(Dataset records)

——————

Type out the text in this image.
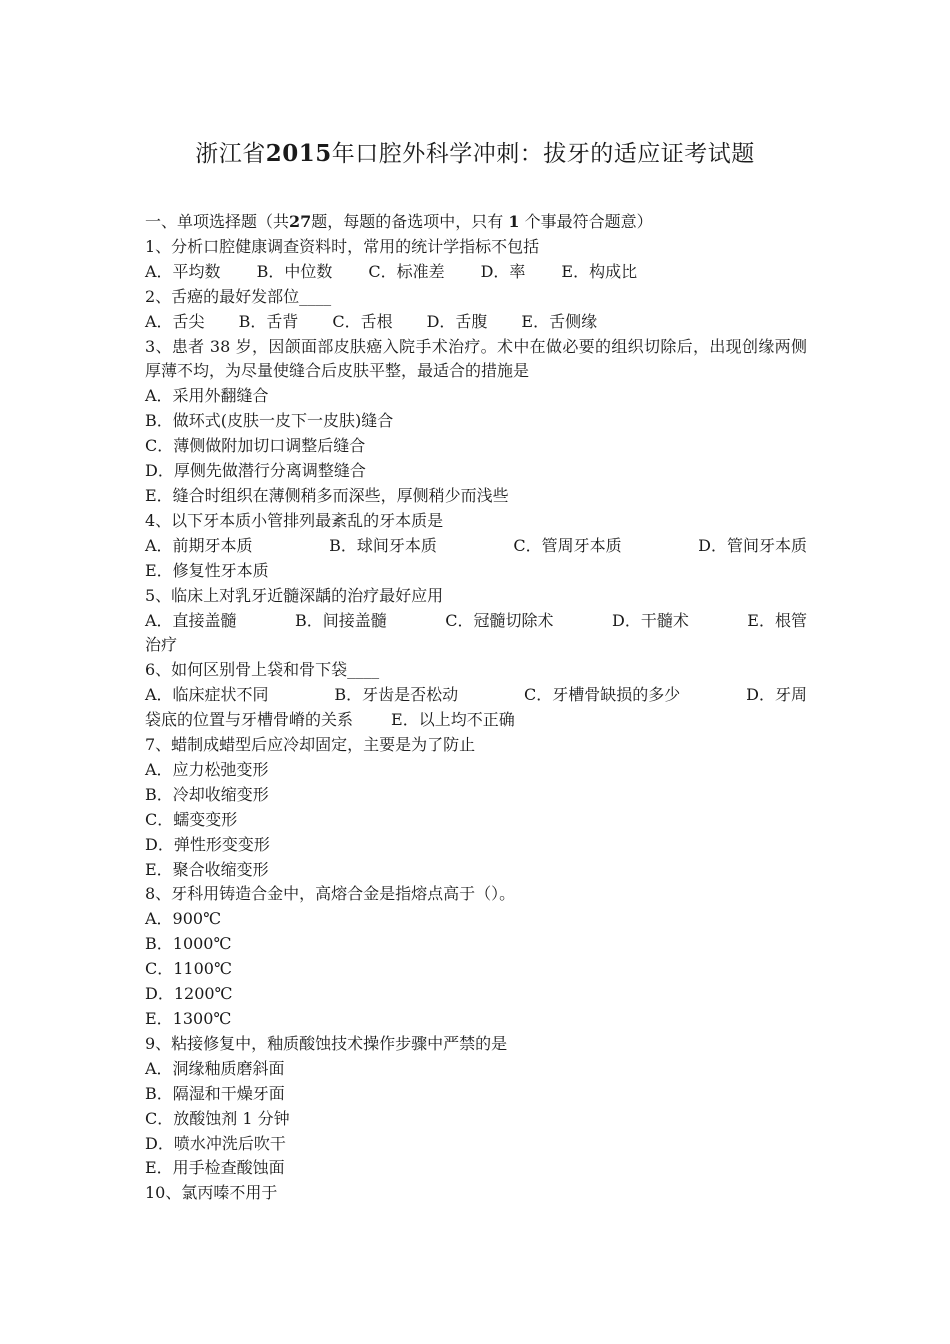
浙江省2015年口腔外科学冲刺：拔牙的适应证考试题
一、单项选择题（共27题，每题的备选项中，只有 1 个事最符合题意）
1、分析口腔健康调查资料时，常用的统计学指标不包括
A．平均数 B．中位数 C．标准差 D．率 E．构成比
2、舌癌的最好发部位____
A．舌尖 B．舌背 C．舌根 D．舌腹 E．舌侧缘
3、患者 38 岁，因颌面部皮肤癌入院手术治疗。术中在做必要的组织切除后，出现创缘两侧厚薄不均，为尽量使缝合后皮肤平整，最适合的措施是
A．采用外翻缝合
B．做环式(皮肤一皮下一皮肤)缝合
C．薄侧做附加切口调整后缝合
D．厚侧先做潜行分离调整缝合
E．缝合时组织在薄侧稍多而深些，厚侧稍少而浅些
4、以下牙本质小管排列最紊乱的牙本质是
A．前期牙本质	B．球间牙本质	C．管周牙本质	D．管间牙本质
E．修复性牙本质
5、临床上对乳牙近髓深龋的治疗最好应用
A．直接盖髓	B．间接盖髓	C．冠髓切除术	D．干髓术	E．根管
治疗
6、如何区别骨上袋和骨下袋____
A．临床症状不同	B．牙齿是否松动	C．牙槽骨缺损的多少	D．牙周
袋底的位置与牙槽骨嵴的关系 E．以上均不正确
7、蜡制成蜡型后应冷却固定，主要是为了防止
A．应力松弛变形
B．冷却收缩变形
C．蠕变变形
D．弹性形变变形
E．聚合收缩变形
8、牙科用铸造合金中，高熔合金是指熔点高于（）。
A．900℃
B．1000℃
C．1100℃
D．1200℃
E．1300℃
9、粘接修复中，釉质酸蚀技术操作步骤中严禁的是
A．洞缘釉质磨斜面
B．隔湿和干燥牙面
C．放酸蚀剂 1 分钟
D．喷水冲洗后吹干
E．用手检查酸蚀面
10、氯丙嗪不用于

——————

TASK REQUIREMENTS - Write out every entry again word for word, without any of the pictures.

COMPLETE OUTPUT -
Type out the text in this image.
浙江省2015年口腔外科学冲刺：拔牙的适应证考试题
一、单项选择题（共27题，每题的备选项中，只有 1 个事最符合题意）
1、分析口腔健康调查资料时，常用的统计学指标不包括
A．平均数 B．中位数 C．标准差 D．率 E．构成比
2、舌癌的最好发部位____
A．舌尖 B．舌背 C．舌根 D．舌腹 E．舌侧缘
3、患者 38 岁，因颌面部皮肤癌入院手术治疗。术中在做必要的组织切除后，出现创缘两侧厚薄不均，为尽量使缝合后皮肤平整，最适合的措施是
A．采用外翻缝合
B．做环式(皮肤一皮下一皮肤)缝合
C．薄侧做附加切口调整后缝合
D．厚侧先做潜行分离调整缝合
E．缝合时组织在薄侧稍多而深些，厚侧稍少而浅些
4、以下牙本质小管排列最紊乱的牙本质是
A．前期牙本质	B．球间牙本质	C．管周牙本质	D．管间牙本质
E．修复性牙本质
5、临床上对乳牙近髓深龋的治疗最好应用
A．直接盖髓	B．间接盖髓	C．冠髓切除术	D．干髓术	E．根管
治疗
6、如何区别骨上袋和骨下袋____
A．临床症状不同	B．牙齿是否松动	C．牙槽骨缺损的多少	D．牙周
袋底的位置与牙槽骨嵴的关系 E．以上均不正确
7、蜡制成蜡型后应冷却固定，主要是为了防止
A．应力松弛变形
B．冷却收缩变形
C．蠕变变形
D．弹性形变变形
E．聚合收缩变形
8、牙科用铸造合金中，高熔合金是指熔点高于（）。
A．900℃
B．1000℃
C．1100℃
D．1200℃
E．1300℃
9、粘接修复中，釉质酸蚀技术操作步骤中严禁的是
A．洞缘釉质磨斜面
B．隔湿和干燥牙面
C．放酸蚀剂 1 分钟
D．喷水冲洗后吹干
E．用手检查酸蚀面
10、氯丙嗪不用于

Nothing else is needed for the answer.